# Direction
Omit every picture and write out the rest of the records exactly.

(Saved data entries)
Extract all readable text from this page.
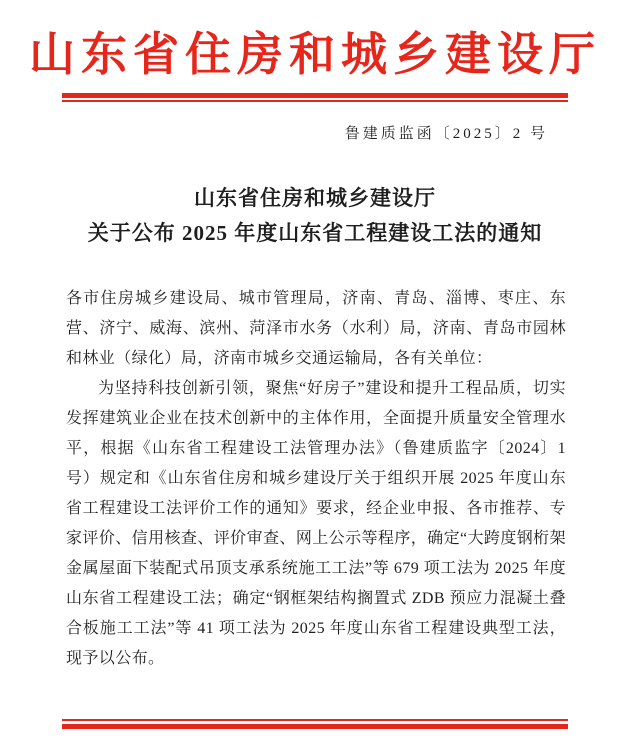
山东省住房和城乡建设厅
鲁建质监函〔2025〕2 号
山东省住房和城乡建设厅
关于公布 2025 年度山东省工程建设工法的通知

各市住房城乡建设局、城市管理局，济南、青岛、淄博、枣庄、东营、济宁、威海、滨州、菏泽市水务（水利）局，济南、青岛市园林和林业（绿化）局，济南市城乡交通运输局，各有关单位：

为坚持科技创新引领，聚焦“好房子”建设和提升工程品质，切实发挥建筑业企业在技术创新中的主体作用，全面提升质量安全管理水平，根据《山东省工程建设工法管理办法》（鲁建质监字〔2024〕1 号）规定和《山东省住房和城乡建设厅关于组织开展 2025 年度山东省工程建设工法评价工作的通知》要求，经企业申报、各市推荐、专家评价、信用核查、评价审查、网上公示等程序，确定“大跨度钢桁架金属屋面下装配式吊顶支承系统施工工法”等 679 项工法为 2025 年度山东省工程建设工法；确定“钢框架结构搁置式 ZDB 预应力混凝土叠合板施工工法”等 41 项工法为 2025 年度山东省工程建设典型工法，现予以公布。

# Result
Extract all readable text from this page.
山东省住房和城乡建设厅
鲁建质监函〔2025〕2 号
山东省住房和城乡建设厅
关于公布 2025 年度山东省工程建设工法的通知

各市住房城乡建设局、城市管理局，济南、青岛、淄博、枣庄、东营、济宁、威海、滨州、菏泽市水务（水利）局，济南、青岛市园林和林业（绿化）局，济南市城乡交通运输局，各有关单位：

为坚持科技创新引领，聚焦“好房子”建设和提升工程品质，切实发挥建筑业企业在技术创新中的主体作用，全面提升质量安全管理水平，根据《山东省工程建设工法管理办法》（鲁建质监字〔2024〕1 号）规定和《山东省住房和城乡建设厅关于组织开展 2025 年度山东省工程建设工法评价工作的通知》要求，经企业申报、各市推荐、专家评价、信用核查、评价审查、网上公示等程序，确定“大跨度钢桁架金属屋面下装配式吊顶支承系统施工工法”等 679 项工法为 2025 年度山东省工程建设工法；确定“钢框架结构搁置式 ZDB 预应力混凝土叠合板施工工法”等 41 项工法为 2025 年度山东省工程建设典型工法，现予以公布。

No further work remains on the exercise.